§ **YOUR INSTRUCTIONS**
Please copy every line of the records below that holds the word "Leendert".

(Stored data entries)
* * * * * * * * *

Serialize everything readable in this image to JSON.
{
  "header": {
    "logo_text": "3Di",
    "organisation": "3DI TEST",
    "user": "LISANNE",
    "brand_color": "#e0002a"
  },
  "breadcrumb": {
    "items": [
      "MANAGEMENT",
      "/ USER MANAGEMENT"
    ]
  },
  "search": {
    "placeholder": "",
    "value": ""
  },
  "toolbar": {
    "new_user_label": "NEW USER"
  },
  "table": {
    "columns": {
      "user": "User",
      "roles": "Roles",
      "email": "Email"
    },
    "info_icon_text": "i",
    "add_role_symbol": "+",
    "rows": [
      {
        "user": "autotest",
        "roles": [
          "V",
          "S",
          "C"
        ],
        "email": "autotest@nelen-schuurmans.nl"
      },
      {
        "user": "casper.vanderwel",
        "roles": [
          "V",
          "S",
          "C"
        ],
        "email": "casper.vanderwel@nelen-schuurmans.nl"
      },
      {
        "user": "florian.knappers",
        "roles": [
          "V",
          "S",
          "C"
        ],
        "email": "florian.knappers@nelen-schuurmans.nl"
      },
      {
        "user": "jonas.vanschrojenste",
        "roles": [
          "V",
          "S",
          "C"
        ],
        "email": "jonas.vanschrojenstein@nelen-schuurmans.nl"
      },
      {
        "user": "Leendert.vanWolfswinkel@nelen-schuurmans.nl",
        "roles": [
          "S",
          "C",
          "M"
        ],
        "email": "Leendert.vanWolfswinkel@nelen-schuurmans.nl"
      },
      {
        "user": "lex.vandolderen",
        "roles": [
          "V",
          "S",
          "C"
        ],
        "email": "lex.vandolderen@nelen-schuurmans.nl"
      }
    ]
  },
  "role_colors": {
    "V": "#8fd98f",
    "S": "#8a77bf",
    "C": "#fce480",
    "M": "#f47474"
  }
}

* * * * * * * * *

§ **COMPLETE RESPONSE**
        "user": "Leendert.vanWolfswinkel@nelen-schuurmans.nl",
        "email": "Leendert.vanWolfswinkel@nelen-schuurmans.nl"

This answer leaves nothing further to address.